Stored data:

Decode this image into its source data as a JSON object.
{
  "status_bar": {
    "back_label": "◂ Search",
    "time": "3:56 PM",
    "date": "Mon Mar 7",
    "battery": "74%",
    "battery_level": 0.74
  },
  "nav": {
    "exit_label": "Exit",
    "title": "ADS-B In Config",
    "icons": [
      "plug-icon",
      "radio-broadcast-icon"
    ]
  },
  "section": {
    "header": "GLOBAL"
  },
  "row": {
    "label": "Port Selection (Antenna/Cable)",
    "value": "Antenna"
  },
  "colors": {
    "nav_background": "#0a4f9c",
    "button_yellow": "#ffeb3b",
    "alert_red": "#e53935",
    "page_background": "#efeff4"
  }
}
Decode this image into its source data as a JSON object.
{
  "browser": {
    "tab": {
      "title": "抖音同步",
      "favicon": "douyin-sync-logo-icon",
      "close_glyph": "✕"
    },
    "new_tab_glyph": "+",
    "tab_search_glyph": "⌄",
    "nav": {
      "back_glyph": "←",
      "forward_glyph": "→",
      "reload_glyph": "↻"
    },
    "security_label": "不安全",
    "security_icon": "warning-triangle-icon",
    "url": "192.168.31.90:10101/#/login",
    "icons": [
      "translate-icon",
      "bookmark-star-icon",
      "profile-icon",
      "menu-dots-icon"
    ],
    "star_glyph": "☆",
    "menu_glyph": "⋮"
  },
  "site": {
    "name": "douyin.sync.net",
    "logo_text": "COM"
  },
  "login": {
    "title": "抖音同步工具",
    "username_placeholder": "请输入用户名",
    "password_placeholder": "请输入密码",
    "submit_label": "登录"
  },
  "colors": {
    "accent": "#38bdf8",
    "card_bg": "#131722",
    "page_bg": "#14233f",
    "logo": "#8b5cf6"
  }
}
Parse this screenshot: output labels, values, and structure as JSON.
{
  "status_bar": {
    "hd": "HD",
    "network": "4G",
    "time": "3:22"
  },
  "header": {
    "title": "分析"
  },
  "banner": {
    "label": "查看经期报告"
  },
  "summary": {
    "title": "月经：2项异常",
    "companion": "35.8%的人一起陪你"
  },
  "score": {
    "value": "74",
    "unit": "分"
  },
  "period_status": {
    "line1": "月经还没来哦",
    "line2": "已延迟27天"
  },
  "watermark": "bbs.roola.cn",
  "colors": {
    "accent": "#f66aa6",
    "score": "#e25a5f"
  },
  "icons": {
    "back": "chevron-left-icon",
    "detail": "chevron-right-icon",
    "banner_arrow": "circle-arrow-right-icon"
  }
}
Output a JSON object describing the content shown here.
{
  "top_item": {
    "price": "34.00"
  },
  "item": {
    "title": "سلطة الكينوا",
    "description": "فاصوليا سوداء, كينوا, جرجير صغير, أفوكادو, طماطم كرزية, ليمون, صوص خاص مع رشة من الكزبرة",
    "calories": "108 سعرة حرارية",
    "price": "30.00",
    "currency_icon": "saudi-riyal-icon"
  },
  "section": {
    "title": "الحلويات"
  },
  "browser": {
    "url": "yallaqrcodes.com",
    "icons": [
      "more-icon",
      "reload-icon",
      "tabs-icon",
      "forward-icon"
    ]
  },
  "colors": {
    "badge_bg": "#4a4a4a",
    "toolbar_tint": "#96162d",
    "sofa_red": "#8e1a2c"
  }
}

### Task statement:
Show each line in the entries that holds the string "title".

### Full solution:
    "title": "ADS-B In Config",
      "title": "抖音同步",
    "title": "抖音同步工具",
    "title": "分析"
    "title": "月经：2项异常",
    "title": "سلطة الكينوا",
    "title": "الحلويات"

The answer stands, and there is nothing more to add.